DO THIS:
Skip all pictures. Set down only the lines starting at the line containing "What's the underlying" and running to the end of the listing.

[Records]

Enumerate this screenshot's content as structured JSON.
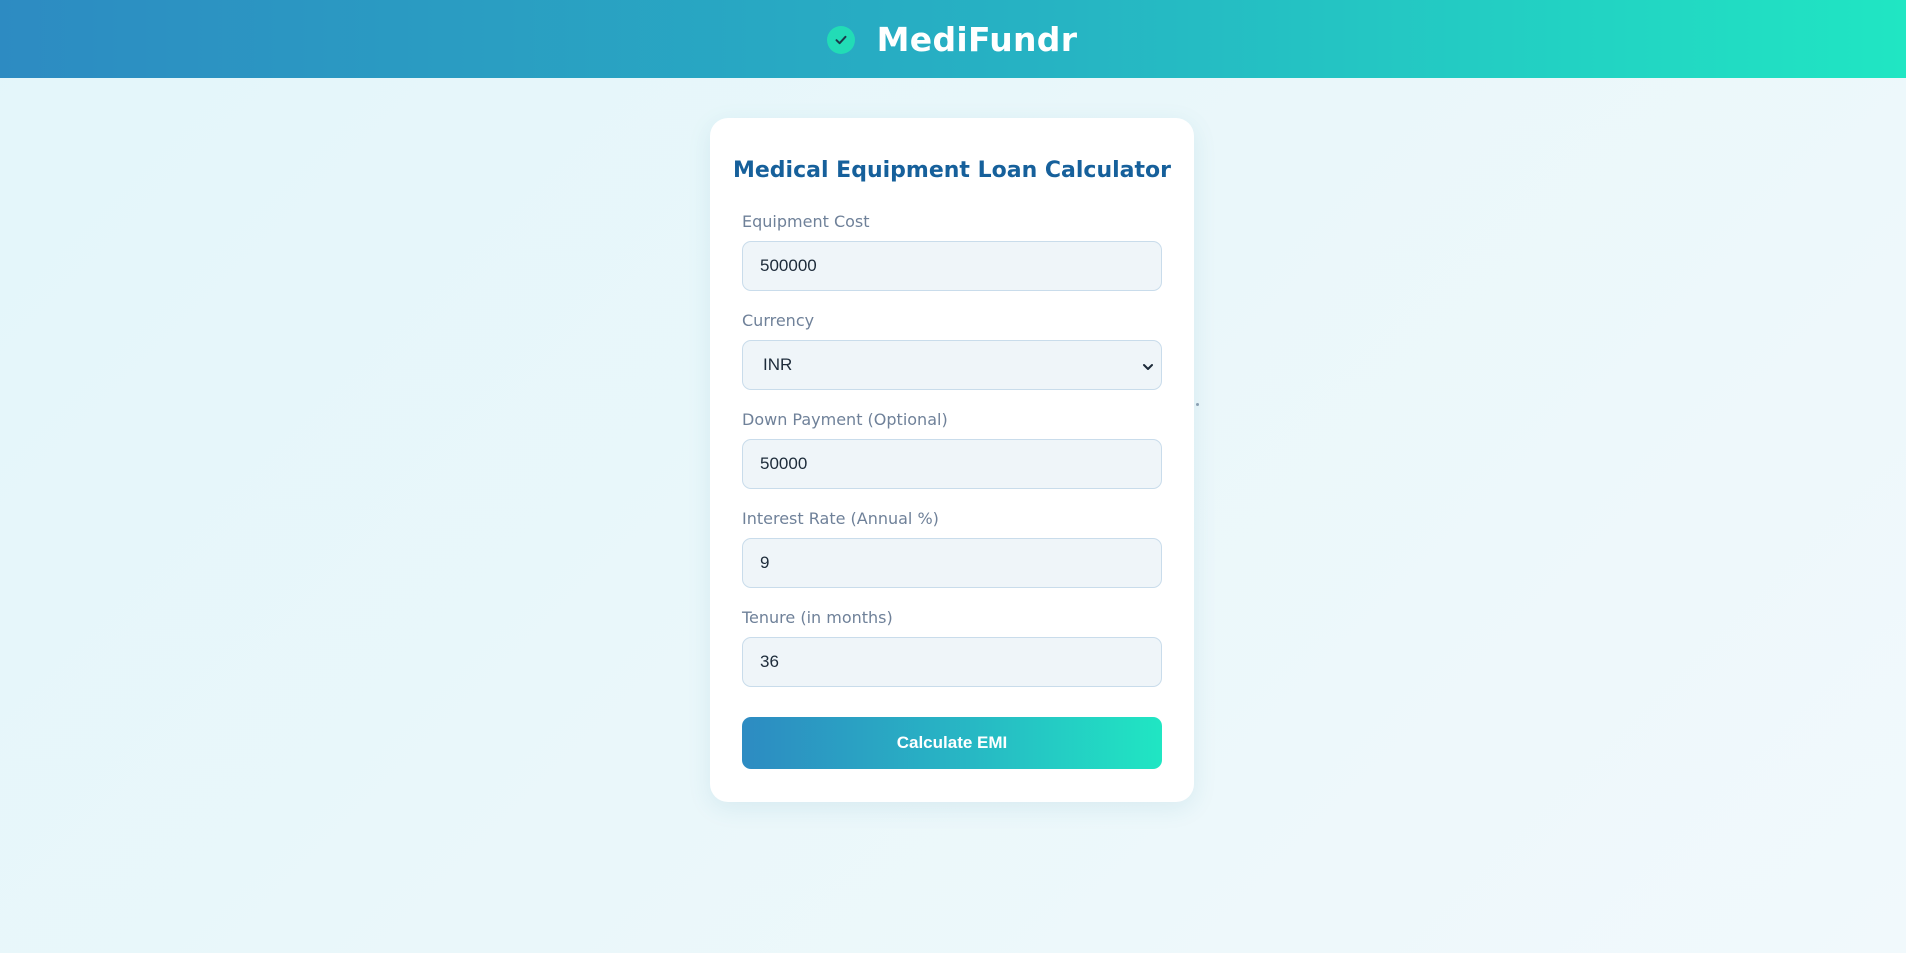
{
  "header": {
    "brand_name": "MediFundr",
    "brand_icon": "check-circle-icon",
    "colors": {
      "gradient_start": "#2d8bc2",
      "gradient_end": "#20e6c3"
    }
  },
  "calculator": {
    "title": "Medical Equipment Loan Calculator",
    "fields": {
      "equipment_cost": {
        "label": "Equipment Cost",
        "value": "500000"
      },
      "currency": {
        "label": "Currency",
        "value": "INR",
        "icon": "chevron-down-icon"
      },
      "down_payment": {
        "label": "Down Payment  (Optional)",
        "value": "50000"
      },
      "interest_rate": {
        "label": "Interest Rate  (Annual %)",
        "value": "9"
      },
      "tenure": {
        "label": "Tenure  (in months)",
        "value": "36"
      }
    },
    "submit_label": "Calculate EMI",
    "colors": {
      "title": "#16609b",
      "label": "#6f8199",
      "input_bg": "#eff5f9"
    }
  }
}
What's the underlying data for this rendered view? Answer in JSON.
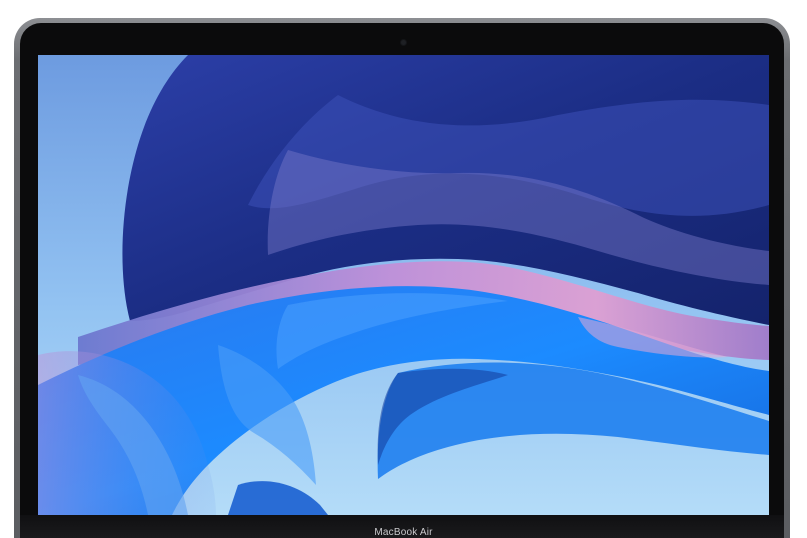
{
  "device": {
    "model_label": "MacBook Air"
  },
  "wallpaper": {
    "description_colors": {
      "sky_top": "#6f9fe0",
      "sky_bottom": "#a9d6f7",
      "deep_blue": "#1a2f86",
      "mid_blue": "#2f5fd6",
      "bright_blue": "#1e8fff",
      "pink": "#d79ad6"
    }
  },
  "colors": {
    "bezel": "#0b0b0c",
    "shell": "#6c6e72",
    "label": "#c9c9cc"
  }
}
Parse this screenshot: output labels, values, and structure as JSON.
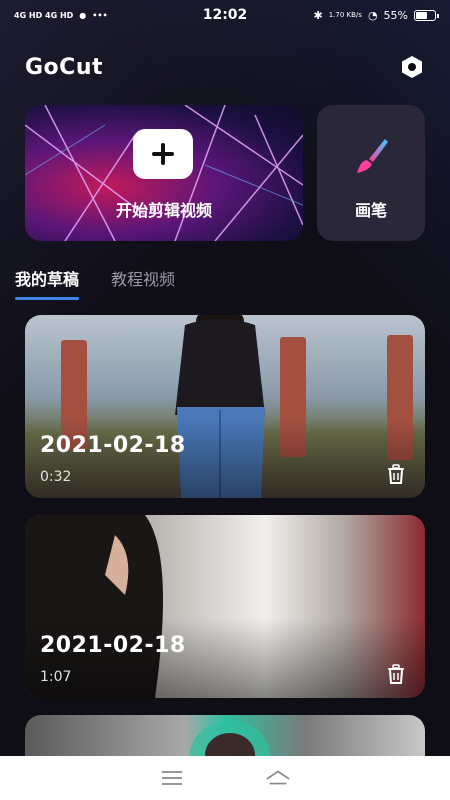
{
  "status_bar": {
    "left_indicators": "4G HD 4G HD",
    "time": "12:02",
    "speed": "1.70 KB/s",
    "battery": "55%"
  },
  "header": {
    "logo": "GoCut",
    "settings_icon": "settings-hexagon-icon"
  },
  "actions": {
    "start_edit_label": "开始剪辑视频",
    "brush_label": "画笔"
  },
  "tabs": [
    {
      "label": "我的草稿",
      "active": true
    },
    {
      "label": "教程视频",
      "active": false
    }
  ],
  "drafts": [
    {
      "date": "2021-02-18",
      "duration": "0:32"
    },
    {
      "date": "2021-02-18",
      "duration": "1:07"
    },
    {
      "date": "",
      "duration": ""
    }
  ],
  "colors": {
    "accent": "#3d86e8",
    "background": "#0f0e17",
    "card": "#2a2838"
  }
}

EXPECTED ANSWER:
What's the underlying data for this rendered view? Answer in JSON.
{
  "device": {
    "model_label": "MacBook Air"
  },
  "wallpaper": {
    "description_colors": {
      "sky_top": "#6f9fe0",
      "sky_bottom": "#a9d6f7",
      "deep_blue": "#1a2f86",
      "mid_blue": "#2f5fd6",
      "bright_blue": "#1e8fff",
      "pink": "#d79ad6"
    }
  },
  "colors": {
    "bezel": "#0b0b0c",
    "shell": "#6c6e72",
    "label": "#c9c9cc"
  }
}
Parse this screenshot: output labels, values, and structure as JSON.
{
  "status_bar": {
    "left_indicators": "4G HD 4G HD",
    "time": "12:02",
    "speed": "1.70 KB/s",
    "battery": "55%"
  },
  "header": {
    "logo": "GoCut",
    "settings_icon": "settings-hexagon-icon"
  },
  "actions": {
    "start_edit_label": "开始剪辑视频",
    "brush_label": "画笔"
  },
  "tabs": [
    {
      "label": "我的草稿",
      "active": true
    },
    {
      "label": "教程视频",
      "active": false
    }
  ],
  "drafts": [
    {
      "date": "2021-02-18",
      "duration": "0:32"
    },
    {
      "date": "2021-02-18",
      "duration": "1:07"
    },
    {
      "date": "",
      "duration": ""
    }
  ],
  "colors": {
    "accent": "#3d86e8",
    "background": "#0f0e17",
    "card": "#2a2838"
  }
}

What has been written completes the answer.